* _Set exercise_: Write out each line from the data below that includes the word "الرحمن".

* _Information shown_:
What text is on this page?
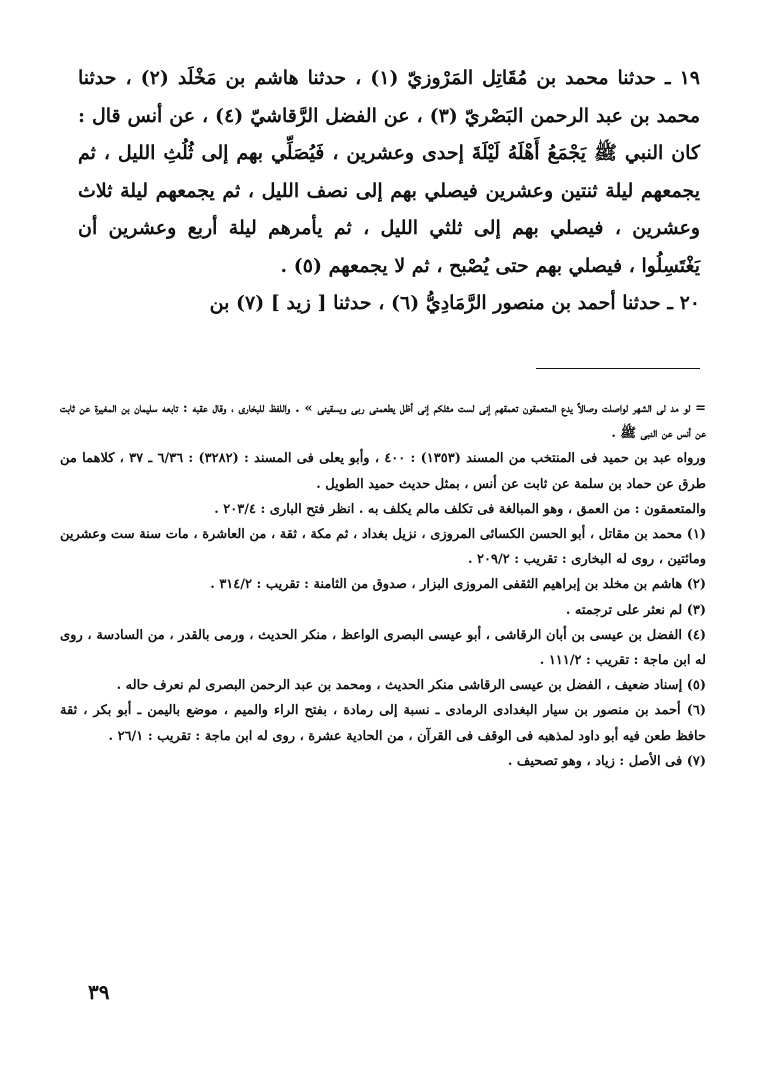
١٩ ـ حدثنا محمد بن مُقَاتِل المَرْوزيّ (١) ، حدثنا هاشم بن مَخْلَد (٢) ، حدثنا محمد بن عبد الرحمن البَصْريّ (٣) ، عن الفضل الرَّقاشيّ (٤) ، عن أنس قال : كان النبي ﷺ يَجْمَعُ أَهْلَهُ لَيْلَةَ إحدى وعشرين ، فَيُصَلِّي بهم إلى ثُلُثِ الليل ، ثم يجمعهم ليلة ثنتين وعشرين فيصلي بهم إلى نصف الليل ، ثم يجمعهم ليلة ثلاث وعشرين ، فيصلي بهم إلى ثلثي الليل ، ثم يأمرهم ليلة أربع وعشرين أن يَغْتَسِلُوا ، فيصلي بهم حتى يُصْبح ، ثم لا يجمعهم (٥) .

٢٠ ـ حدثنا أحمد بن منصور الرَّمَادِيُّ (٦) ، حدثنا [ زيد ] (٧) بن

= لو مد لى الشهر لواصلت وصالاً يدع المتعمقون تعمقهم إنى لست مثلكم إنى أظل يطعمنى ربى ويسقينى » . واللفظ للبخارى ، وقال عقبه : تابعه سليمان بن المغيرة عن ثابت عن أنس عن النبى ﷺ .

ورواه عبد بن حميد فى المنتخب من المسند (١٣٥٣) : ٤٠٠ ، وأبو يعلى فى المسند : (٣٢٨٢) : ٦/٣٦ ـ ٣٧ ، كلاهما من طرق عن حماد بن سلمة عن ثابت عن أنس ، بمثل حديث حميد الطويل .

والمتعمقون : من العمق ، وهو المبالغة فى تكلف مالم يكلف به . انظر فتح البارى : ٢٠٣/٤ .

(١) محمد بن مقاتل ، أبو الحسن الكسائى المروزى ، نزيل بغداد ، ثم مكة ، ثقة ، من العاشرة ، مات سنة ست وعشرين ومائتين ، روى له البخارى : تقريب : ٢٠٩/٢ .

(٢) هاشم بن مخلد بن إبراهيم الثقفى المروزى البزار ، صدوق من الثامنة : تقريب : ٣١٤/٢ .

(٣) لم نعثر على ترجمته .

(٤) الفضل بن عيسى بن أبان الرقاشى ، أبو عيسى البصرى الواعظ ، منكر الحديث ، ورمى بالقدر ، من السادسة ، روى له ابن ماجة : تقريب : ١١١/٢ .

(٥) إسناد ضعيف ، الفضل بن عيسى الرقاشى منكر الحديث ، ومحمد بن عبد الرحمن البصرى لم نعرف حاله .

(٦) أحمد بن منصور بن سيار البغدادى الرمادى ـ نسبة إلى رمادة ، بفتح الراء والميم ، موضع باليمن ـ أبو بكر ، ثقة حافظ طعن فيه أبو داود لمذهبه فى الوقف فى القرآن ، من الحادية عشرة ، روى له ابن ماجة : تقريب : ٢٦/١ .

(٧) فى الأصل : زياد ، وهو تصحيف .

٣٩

* _Finished answer_:
١٩ ـ حدثنا محمد بن مُقَاتِل المَرْوزيّ (١) ، حدثنا هاشم بن مَخْلَد (٢) ، حدثنا محمد بن عبد الرحمن البَصْريّ (٣) ، عن الفضل الرَّقاشيّ (٤) ، عن أنس قال : كان النبي ﷺ يَجْمَعُ أَهْلَهُ لَيْلَةَ إحدى وعشرين ، فَيُصَلِّي بهم إلى ثُلُثِ الليل ، ثم يجمعهم ليلة ثنتين وعشرين فيصلي بهم إلى نصف الليل ، ثم يجمعهم ليلة ثلاث وعشرين ، فيصلي بهم إلى ثلثي الليل ، ثم يأمرهم ليلة أربع وعشرين أن يَغْتَسِلُوا ، فيصلي بهم حتى يُصْبح ، ثم لا يجمعهم (٥) .
(٥) إسناد ضعيف ، الفضل بن عيسى الرقاشى منكر الحديث ، ومحمد بن عبد الرحمن البصرى لم نعرف حاله .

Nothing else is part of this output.